*Direction*. In the entries below, find every line with "войне" and copy it.
— start of Dataset records —
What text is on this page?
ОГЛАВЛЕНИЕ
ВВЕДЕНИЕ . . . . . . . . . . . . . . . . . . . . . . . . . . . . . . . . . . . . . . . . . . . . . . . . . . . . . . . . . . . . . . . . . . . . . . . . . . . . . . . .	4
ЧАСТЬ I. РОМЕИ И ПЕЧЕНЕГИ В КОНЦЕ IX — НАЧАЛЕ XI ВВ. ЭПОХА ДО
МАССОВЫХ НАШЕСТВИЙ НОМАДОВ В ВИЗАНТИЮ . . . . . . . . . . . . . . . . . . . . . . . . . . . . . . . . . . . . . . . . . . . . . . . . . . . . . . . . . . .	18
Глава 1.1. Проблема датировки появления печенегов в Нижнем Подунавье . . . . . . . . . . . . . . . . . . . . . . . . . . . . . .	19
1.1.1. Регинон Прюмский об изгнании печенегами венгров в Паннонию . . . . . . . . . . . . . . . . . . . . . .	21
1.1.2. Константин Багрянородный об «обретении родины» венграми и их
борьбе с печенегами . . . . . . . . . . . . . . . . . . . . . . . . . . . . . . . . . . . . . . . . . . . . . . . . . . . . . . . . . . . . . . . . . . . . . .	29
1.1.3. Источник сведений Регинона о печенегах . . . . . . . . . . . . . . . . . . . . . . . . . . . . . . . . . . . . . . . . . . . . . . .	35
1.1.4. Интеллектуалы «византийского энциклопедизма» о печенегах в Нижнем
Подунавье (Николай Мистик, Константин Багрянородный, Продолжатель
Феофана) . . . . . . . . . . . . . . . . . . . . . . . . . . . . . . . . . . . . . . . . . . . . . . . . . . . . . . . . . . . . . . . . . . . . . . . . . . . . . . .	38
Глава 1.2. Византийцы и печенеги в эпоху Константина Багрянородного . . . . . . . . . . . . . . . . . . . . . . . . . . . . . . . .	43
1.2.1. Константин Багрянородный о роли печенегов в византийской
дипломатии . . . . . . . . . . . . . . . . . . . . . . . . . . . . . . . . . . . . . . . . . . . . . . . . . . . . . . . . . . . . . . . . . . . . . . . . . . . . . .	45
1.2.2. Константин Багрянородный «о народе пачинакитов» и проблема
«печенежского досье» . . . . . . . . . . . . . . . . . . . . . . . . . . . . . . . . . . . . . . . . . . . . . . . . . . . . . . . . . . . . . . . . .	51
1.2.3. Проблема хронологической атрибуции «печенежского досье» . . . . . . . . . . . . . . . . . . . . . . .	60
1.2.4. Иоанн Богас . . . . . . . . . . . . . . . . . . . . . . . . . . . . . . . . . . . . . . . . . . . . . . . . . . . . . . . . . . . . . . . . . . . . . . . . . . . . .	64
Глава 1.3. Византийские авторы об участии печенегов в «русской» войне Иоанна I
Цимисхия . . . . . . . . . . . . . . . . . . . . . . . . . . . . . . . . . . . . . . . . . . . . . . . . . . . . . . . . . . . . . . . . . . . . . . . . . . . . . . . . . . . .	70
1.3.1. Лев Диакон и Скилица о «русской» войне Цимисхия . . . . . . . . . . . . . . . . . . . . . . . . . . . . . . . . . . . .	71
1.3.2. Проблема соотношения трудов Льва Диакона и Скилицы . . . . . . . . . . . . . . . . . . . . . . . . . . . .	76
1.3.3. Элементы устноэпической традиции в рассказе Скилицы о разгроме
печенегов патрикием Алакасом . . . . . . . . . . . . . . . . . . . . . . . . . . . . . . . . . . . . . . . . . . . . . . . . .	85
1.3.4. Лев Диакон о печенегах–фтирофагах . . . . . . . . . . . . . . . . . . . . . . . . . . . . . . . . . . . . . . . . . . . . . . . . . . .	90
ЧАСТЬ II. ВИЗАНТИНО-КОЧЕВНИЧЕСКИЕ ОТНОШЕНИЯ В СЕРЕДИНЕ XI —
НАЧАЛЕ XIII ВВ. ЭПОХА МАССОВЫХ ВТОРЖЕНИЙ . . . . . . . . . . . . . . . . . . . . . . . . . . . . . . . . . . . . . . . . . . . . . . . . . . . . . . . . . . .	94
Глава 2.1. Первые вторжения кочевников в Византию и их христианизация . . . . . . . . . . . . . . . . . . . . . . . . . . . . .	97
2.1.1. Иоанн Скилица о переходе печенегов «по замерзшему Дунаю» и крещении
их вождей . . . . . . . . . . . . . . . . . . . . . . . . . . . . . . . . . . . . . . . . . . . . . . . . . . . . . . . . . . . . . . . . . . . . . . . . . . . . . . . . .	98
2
— end of Dataset records —
*Expected answer*.
Глава 1.3. Византийские авторы об участии печенегов в «русской» войне Иоанна I
1.3.1. Лев Диакон и Скилица о «русской» войне Цимисхия . . . . . . . . . . . . . . . . . . . . . . . . . . . . . . . . . . . .	71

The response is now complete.